» GOAL
All of the entries must be reproduced exactly, with no images carried over.

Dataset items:
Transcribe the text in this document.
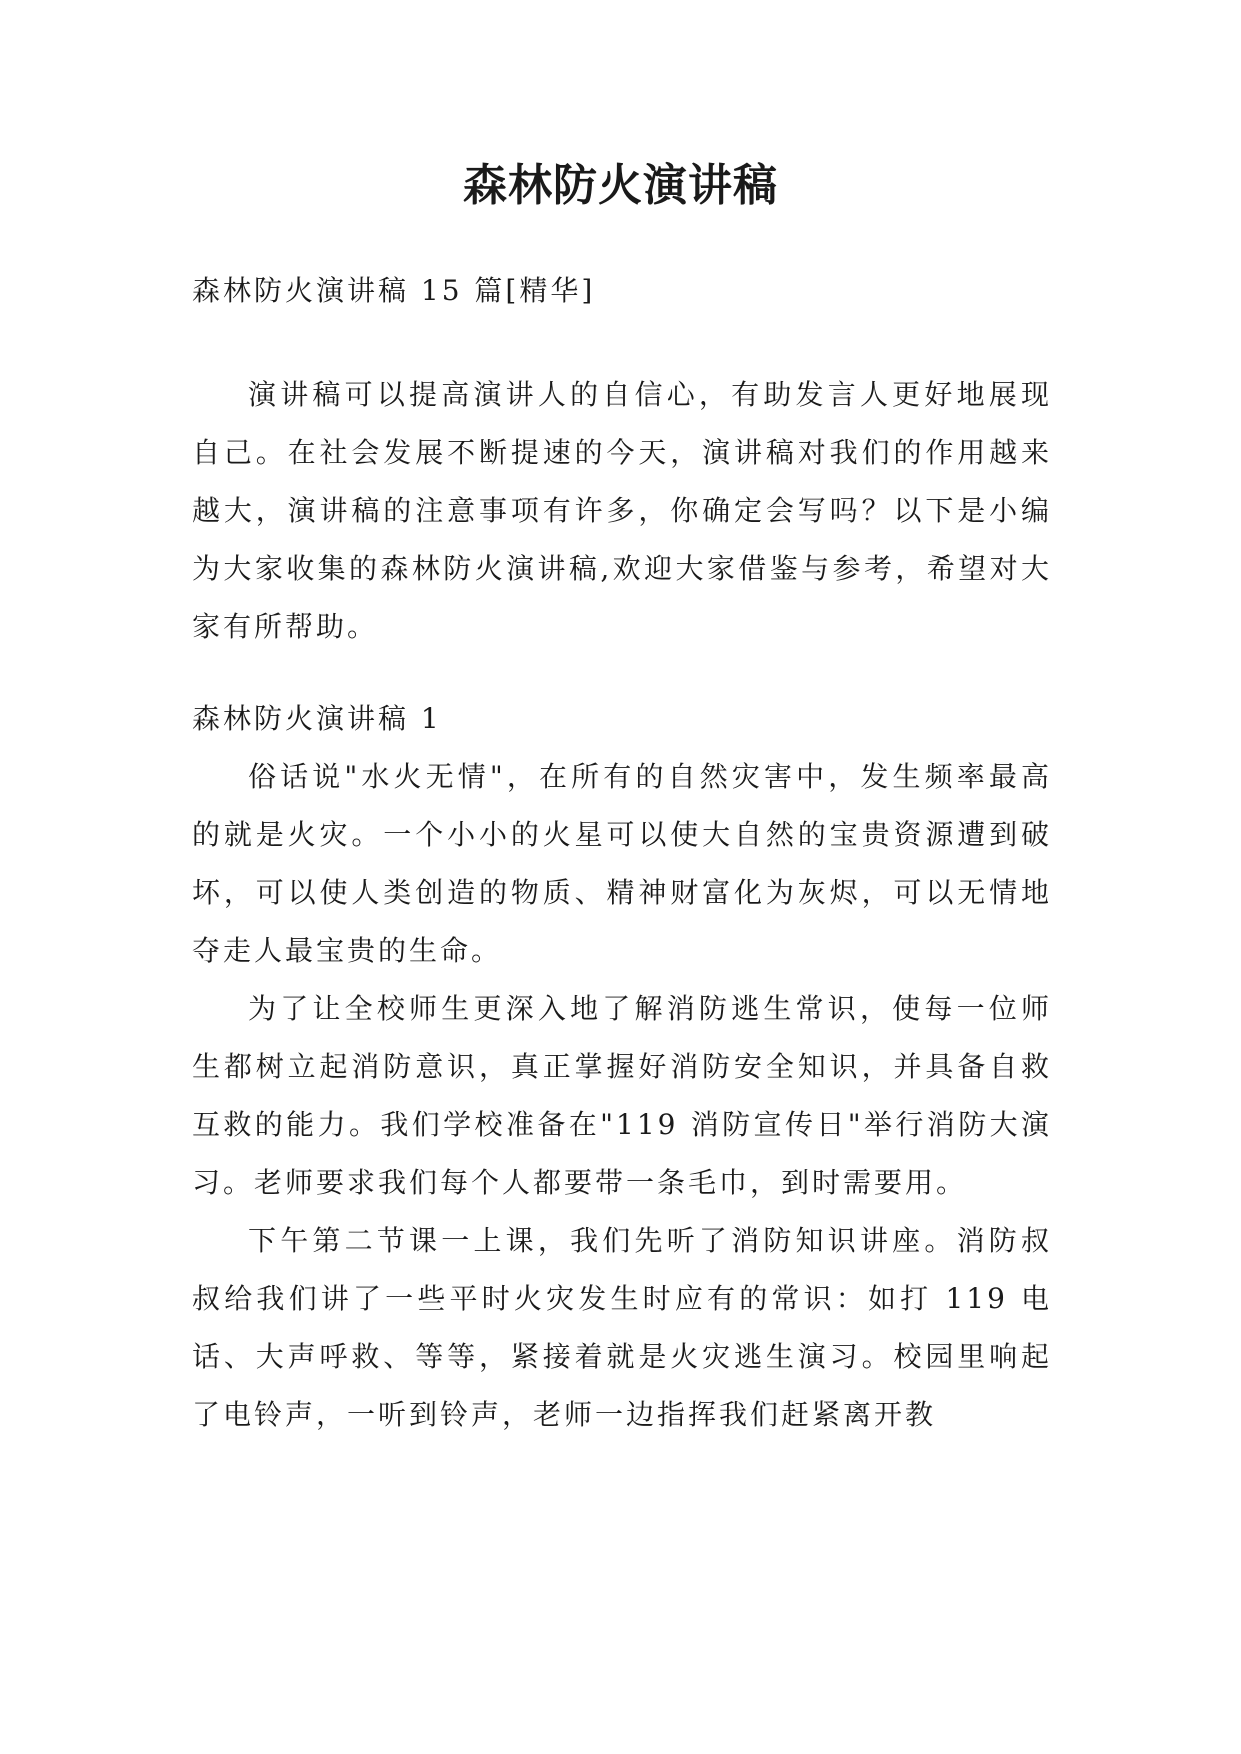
森林防火演讲稿

森林防火演讲稿 15 篇[精华]

演讲稿可以提高演讲人的自信心，有助发言人更好地展现自己。在社会发展不断提速的今天，演讲稿对我们的作用越来越大，演讲稿的注意事项有许多，你确定会写吗？以下是小编为大家收集的森林防火演讲稿,欢迎大家借鉴与参考，希望对大家有所帮助。

森林防火演讲稿 1

俗话说"水火无情"，在所有的自然灾害中，发生频率最高的就是火灾。一个小小的火星可以使大自然的宝贵资源遭到破坏，可以使人类创造的物质、精神财富化为灰烬，可以无情地夺走人最宝贵的生命。

为了让全校师生更深入地了解消防逃生常识，使每一位师生都树立起消防意识，真正掌握好消防安全知识，并具备自救互救的能力。我们学校准备在"119 消防宣传日"举行消防大演习。老师要求我们每个人都要带一条毛巾，到时需要用。

下午第二节课一上课，我们先听了消防知识讲座。消防叔叔给我们讲了一些平时火灾发生时应有的常识：如打 119 电话、大声呼救、等等，紧接着就是火灾逃生演习。校园里响起了电铃声，一听到铃声，老师一边指挥我们赶紧离开教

» FULL ANSWER
Transcribe the text in this document.
森林防火演讲稿

森林防火演讲稿 15 篇[精华]

演讲稿可以提高演讲人的自信心，有助发言人更好地展现自己。在社会发展不断提速的今天，演讲稿对我们的作用越来越大，演讲稿的注意事项有许多，你确定会写吗？以下是小编为大家收集的森林防火演讲稿,欢迎大家借鉴与参考，希望对大家有所帮助。

森林防火演讲稿 1

俗话说"水火无情"，在所有的自然灾害中，发生频率最高的就是火灾。一个小小的火星可以使大自然的宝贵资源遭到破坏，可以使人类创造的物质、精神财富化为灰烬，可以无情地夺走人最宝贵的生命。

为了让全校师生更深入地了解消防逃生常识，使每一位师生都树立起消防意识，真正掌握好消防安全知识，并具备自救互救的能力。我们学校准备在"119 消防宣传日"举行消防大演习。老师要求我们每个人都要带一条毛巾，到时需要用。

下午第二节课一上课，我们先听了消防知识讲座。消防叔叔给我们讲了一些平时火灾发生时应有的常识：如打 119 电话、大声呼救、等等，紧接着就是火灾逃生演习。校园里响起了电铃声，一听到铃声，老师一边指挥我们赶紧离开教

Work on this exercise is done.